• GIVEN TASK: Select all lines in the records that include "dept".

• Stored data:
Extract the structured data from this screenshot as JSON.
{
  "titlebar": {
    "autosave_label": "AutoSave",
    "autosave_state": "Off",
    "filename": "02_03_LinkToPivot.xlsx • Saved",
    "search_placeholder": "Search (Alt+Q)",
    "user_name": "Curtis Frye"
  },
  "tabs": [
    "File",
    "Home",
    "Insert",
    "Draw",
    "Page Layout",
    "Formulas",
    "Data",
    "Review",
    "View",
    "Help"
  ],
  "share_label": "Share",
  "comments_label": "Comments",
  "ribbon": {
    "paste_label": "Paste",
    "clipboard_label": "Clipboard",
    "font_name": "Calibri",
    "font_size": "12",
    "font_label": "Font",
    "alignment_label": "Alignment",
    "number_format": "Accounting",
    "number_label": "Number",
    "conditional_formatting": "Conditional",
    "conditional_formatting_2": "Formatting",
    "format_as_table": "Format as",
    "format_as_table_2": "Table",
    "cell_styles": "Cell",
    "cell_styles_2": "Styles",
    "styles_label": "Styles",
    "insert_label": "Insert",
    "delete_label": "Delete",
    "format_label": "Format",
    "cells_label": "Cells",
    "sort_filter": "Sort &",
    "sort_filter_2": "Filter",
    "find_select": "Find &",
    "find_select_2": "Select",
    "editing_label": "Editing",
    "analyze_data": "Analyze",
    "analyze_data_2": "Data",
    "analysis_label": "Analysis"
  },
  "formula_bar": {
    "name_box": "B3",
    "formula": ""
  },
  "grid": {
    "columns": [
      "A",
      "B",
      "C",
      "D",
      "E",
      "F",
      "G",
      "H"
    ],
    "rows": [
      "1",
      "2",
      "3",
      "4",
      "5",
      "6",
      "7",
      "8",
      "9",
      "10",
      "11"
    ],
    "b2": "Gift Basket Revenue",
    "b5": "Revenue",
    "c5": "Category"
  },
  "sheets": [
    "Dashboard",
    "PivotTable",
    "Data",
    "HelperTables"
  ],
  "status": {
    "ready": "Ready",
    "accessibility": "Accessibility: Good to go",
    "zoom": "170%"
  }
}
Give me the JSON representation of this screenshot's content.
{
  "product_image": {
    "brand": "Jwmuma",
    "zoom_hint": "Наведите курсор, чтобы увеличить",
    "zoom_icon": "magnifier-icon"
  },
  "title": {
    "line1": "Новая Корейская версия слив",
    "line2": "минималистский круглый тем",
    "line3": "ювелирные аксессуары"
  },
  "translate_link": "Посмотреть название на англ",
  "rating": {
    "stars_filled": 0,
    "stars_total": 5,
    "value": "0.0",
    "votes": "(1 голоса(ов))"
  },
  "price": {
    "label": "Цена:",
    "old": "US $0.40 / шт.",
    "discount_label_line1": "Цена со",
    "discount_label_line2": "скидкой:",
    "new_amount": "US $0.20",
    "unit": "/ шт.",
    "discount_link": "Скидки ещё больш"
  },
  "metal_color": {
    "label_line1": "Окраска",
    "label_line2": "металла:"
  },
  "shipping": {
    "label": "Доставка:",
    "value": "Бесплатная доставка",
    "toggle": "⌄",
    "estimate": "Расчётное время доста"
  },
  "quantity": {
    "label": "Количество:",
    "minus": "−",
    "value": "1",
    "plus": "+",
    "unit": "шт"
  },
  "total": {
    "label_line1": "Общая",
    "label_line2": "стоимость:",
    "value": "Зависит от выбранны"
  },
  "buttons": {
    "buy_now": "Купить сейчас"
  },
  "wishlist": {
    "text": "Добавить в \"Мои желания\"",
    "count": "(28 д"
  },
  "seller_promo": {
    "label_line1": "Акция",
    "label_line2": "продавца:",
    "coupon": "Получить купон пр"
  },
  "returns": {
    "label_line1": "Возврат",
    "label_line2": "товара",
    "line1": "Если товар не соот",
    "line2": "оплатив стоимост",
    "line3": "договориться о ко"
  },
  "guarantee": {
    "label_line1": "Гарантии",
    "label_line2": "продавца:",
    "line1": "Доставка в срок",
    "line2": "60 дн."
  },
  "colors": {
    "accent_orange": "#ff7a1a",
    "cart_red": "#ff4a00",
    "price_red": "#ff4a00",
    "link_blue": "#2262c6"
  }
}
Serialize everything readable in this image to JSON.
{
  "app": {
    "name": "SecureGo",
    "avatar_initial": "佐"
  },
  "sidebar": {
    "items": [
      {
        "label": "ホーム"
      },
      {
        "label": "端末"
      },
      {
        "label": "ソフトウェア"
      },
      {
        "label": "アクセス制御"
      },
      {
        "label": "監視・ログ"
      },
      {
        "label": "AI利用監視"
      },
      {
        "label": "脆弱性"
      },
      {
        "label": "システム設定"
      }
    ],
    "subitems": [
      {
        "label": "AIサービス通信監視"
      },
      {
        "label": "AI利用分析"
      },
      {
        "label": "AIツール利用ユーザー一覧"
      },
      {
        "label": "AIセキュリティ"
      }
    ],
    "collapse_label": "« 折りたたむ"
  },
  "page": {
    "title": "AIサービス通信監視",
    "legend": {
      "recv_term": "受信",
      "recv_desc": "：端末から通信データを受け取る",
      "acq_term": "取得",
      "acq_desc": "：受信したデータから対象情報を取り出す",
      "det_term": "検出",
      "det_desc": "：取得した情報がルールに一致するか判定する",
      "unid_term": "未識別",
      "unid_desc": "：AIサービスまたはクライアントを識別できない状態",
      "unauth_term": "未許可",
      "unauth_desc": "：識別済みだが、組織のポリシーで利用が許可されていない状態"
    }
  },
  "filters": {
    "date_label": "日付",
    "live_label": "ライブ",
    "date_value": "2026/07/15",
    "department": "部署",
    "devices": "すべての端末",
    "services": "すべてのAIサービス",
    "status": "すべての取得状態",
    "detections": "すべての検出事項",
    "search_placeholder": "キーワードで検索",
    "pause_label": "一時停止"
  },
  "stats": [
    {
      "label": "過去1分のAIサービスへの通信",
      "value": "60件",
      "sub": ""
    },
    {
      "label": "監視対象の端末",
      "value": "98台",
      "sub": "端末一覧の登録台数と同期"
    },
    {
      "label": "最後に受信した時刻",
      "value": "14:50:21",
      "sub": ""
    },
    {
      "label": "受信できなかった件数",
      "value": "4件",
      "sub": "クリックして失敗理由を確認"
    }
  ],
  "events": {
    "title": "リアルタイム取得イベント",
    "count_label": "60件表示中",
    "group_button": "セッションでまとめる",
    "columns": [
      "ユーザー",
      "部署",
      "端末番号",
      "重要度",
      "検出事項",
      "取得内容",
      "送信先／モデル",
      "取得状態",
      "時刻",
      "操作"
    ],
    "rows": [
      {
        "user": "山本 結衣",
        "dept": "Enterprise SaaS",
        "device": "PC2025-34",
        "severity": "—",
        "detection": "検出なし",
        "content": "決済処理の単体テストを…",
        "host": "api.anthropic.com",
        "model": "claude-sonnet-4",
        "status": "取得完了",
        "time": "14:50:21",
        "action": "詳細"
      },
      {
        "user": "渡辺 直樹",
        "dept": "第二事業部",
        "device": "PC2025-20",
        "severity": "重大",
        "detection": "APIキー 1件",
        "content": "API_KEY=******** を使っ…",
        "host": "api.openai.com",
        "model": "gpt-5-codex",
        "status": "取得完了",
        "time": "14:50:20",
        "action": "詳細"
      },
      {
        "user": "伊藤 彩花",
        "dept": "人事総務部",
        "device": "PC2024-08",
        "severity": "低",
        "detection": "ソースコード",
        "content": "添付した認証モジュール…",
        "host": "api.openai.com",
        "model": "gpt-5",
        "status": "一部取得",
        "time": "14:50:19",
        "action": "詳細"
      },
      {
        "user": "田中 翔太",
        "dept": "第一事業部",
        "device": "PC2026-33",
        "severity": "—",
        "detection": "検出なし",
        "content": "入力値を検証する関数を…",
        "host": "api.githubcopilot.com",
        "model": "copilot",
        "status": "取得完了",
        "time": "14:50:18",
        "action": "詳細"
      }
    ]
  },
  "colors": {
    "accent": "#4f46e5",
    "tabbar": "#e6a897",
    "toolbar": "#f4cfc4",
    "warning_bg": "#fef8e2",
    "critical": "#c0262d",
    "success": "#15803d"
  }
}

• OUTPUT:
        "dept": "Enterprise SaaS",
        "dept": "第二事業部",
        "dept": "人事総務部",
        "dept": "第一事業部",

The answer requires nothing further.